- Records for processing
***
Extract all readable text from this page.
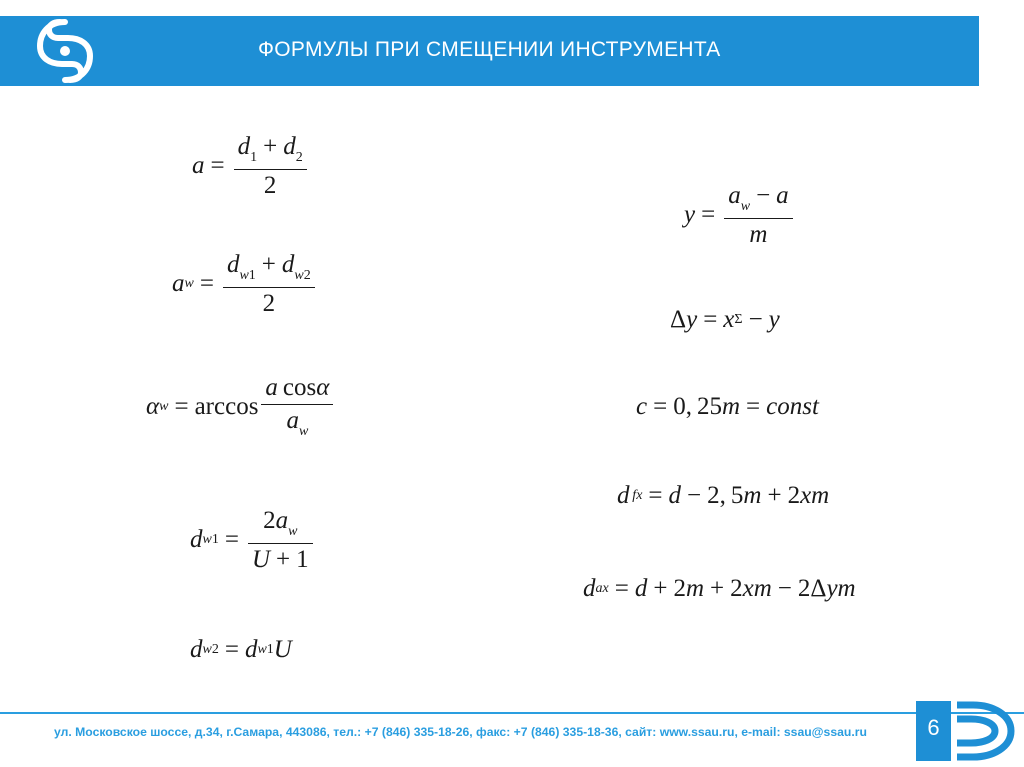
ФОРМУЛЫ ПРИ СМЕЩЕНИИ ИНСТРУМЕНТА
$a = \frac{d_1 + d_2}{2}$
a $w = \frac{d_{w1} + d_{w2}}{2}$
α $w = \arccos \frac{\text{a cosα}}{a_w}$
d w $1 = \frac{2a_w}{U + 1}$
d w 2 = d w 1 U
$y = \frac{a_w - a}{m}$
Δ y = x Σ − y
c = 0, 25 m = const
d  fx = d − 2, 5 m + 2 xm
d ax = d + 2 m + 2 xm − 2Δ ym
ул. Московское шоссе, д.34, г.Самара, 443086, тел.: +7 (846) 335-18-26, факс: +7 (846) 335-18-36, сайт: www.ssau.ru, e-mail: ssau@ssau.ru	6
***
- What needs to be done
From the listing above, copy every line that includes the word "frac".

- Solution to this problem
$a = \frac{d_1 + d_2}{2}$
a $w = \frac{d_{w1} + d_{w2}}{2}$
α $w = \arccos \frac{\text{a cosα}}{a_w}$
d w $1 = \frac{2a_w}{U + 1}$
$y = \frac{a_w - a}{m}$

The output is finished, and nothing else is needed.